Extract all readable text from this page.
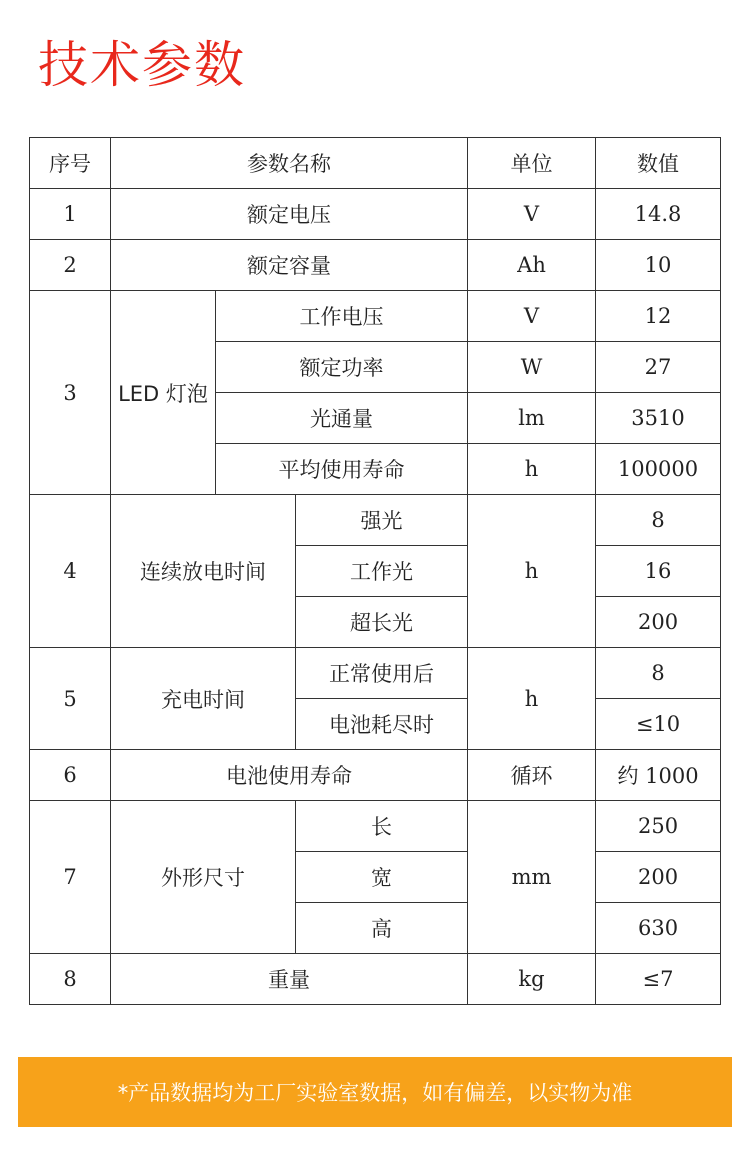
技术参数
序号	参数名称			单位	数值
1	额定电压			V	14.8
2	额定容量			Ah	10
3	LED 灯泡	工作电压		V	12
		额定功率		W	27
		光通量		lm	3510
		平均使用寿命		h	100000
4	连续放电时间		强光	h	8
			工作光		16
			超长光		200
5	充电时间		正常使用后	h	8
			电池耗尽时		≤10
6	电池使用寿命			循环	约 1000
7	外形尺寸		长	mm	250
			宽		200
			高		630
8	重量			kg	≤7
*产品数据均为工厂实验室数据，如有偏差，以实物为准
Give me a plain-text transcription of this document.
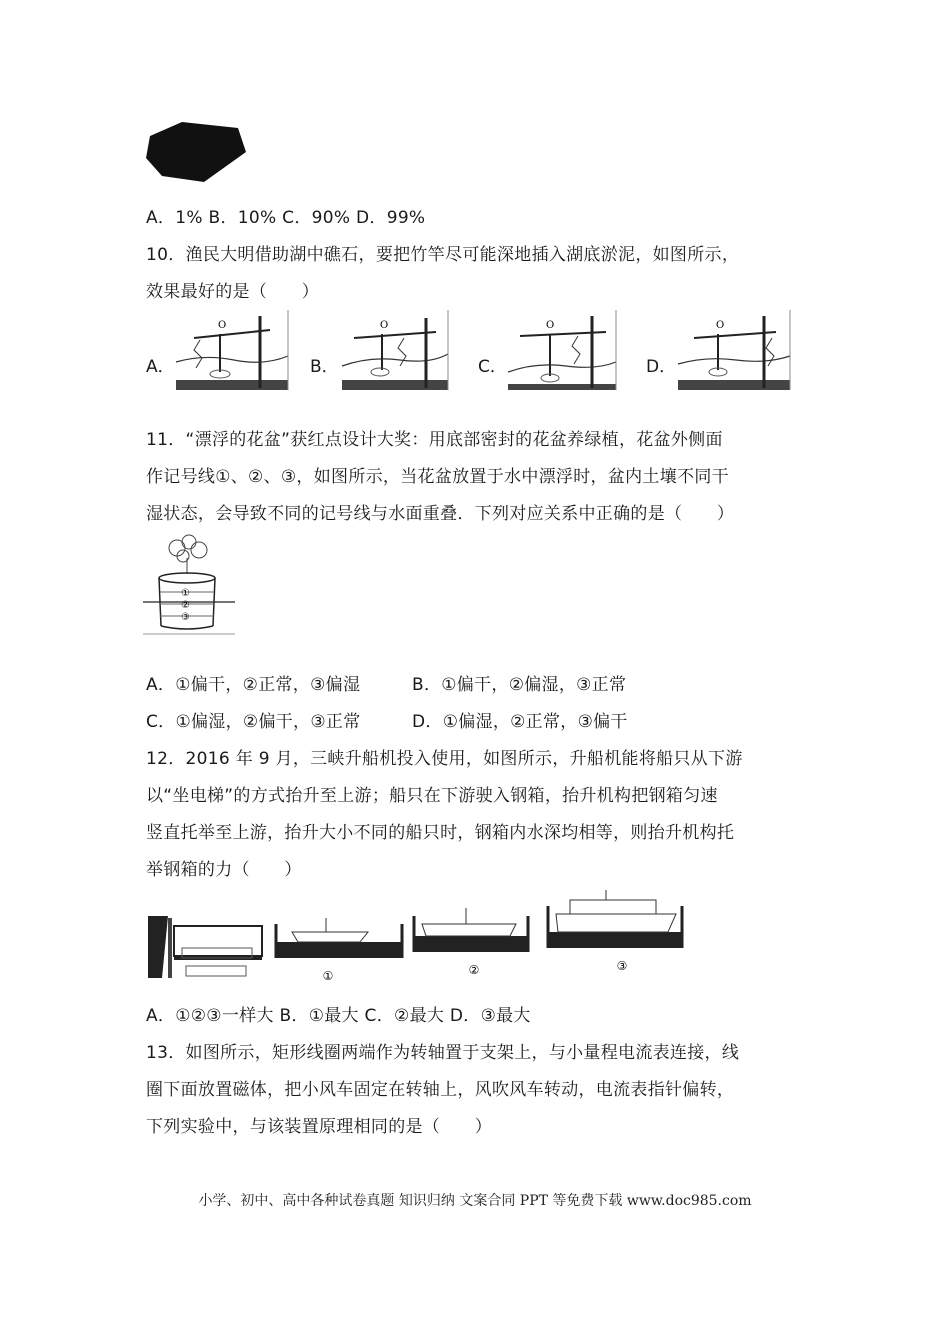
A．1% B．10% C．90% D．99%
10．渔民大明借助湖中礁石，要把竹竿尽可能深地插入湖底淤泥，如图所示，
效果最好的是（　　）
A．	B．	C．	D．
O	O	O	O
11．“漂浮的花盆”获红点设计大奖：用底部密封的花盆养绿植，花盆外侧面
作记号线①、②、③，如图所示，当花盆放置于水中漂浮时，盆内土壤不同干
湿状态，会导致不同的记号线与水面重叠．下列对应关系中正确的是（　　）
①
②
③
A．①偏干，②正常，③偏湿	B．①偏干，②偏湿，③正常
C．①偏湿，②偏干，③正常	D．①偏湿，②正常，③偏干
12．2016 年 9 月，三峡升船机投入使用，如图所示，升船机能将船只从下游
以“坐电梯”的方式抬升至上游；船只在下游驶入钢箱，抬升机构把钢箱匀速
竖直托举至上游，抬升大小不同的船只时，钢箱内水深均相等，则抬升机构托
举钢箱的力（　　）
①	②	③
A．①②③一样大 B．①最大 C．②最大 D．③最大
13．如图所示，矩形线圈两端作为转轴置于支架上，与小量程电流表连接，线
圈下面放置磁体，把小风车固定在转轴上，风吹风车转动，电流表指针偏转，
下列实验中，与该装置原理相同的是（　　）
小学、初中、高中各种试卷真题 知识归纳 文案合同 PPT 等免费下载 www.doc985.com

────────

Output all the records, word for word, with no pictures in the copy.

Extract all readable text from this page.
技术参数
序号	参数名称			单位	数值
1	额定电压			V	14.8
2	额定容量			Ah	10
3	LED 灯泡	工作电压		V	12
		额定功率		W	27
		光通量		lm	3510
		平均使用寿命		h	100000
4	连续放电时间		强光	h	8
			工作光		16
			超长光		200
5	充电时间		正常使用后	h	8
			电池耗尽时		≤10
6	电池使用寿命			循环	约 1000
7	外形尺寸		长	mm	250
			宽		200
			高		630
8	重量			kg	≤7
*产品数据均为工厂实验室数据，如有偏差，以实物为准
Give me a plain-text transcription of this document.
A．1% B．10% C．90% D．99%
10．渔民大明借助湖中礁石，要把竹竿尽可能深地插入湖底淤泥，如图所示，
效果最好的是（　　）
A．	B．	C．	D．
O	O	O	O
11．“漂浮的花盆”获红点设计大奖：用底部密封的花盆养绿植，花盆外侧面
作记号线①、②、③，如图所示，当花盆放置于水中漂浮时，盆内土壤不同干
湿状态，会导致不同的记号线与水面重叠．下列对应关系中正确的是（　　）
①
②
③
A．①偏干，②正常，③偏湿	B．①偏干，②偏湿，③正常
C．①偏湿，②偏干，③正常	D．①偏湿，②正常，③偏干
12．2016 年 9 月，三峡升船机投入使用，如图所示，升船机能将船只从下游
以“坐电梯”的方式抬升至上游；船只在下游驶入钢箱，抬升机构把钢箱匀速
竖直托举至上游，抬升大小不同的船只时，钢箱内水深均相等，则抬升机构托
举钢箱的力（　　）
①	②	③
A．①②③一样大 B．①最大 C．②最大 D．③最大
13．如图所示，矩形线圈两端作为转轴置于支架上，与小量程电流表连接，线
圈下面放置磁体，把小风车固定在转轴上，风吹风车转动，电流表指针偏转，
下列实验中，与该装置原理相同的是（　　）
小学、初中、高中各种试卷真题 知识归纳 文案合同 PPT 等免费下载 www.doc985.com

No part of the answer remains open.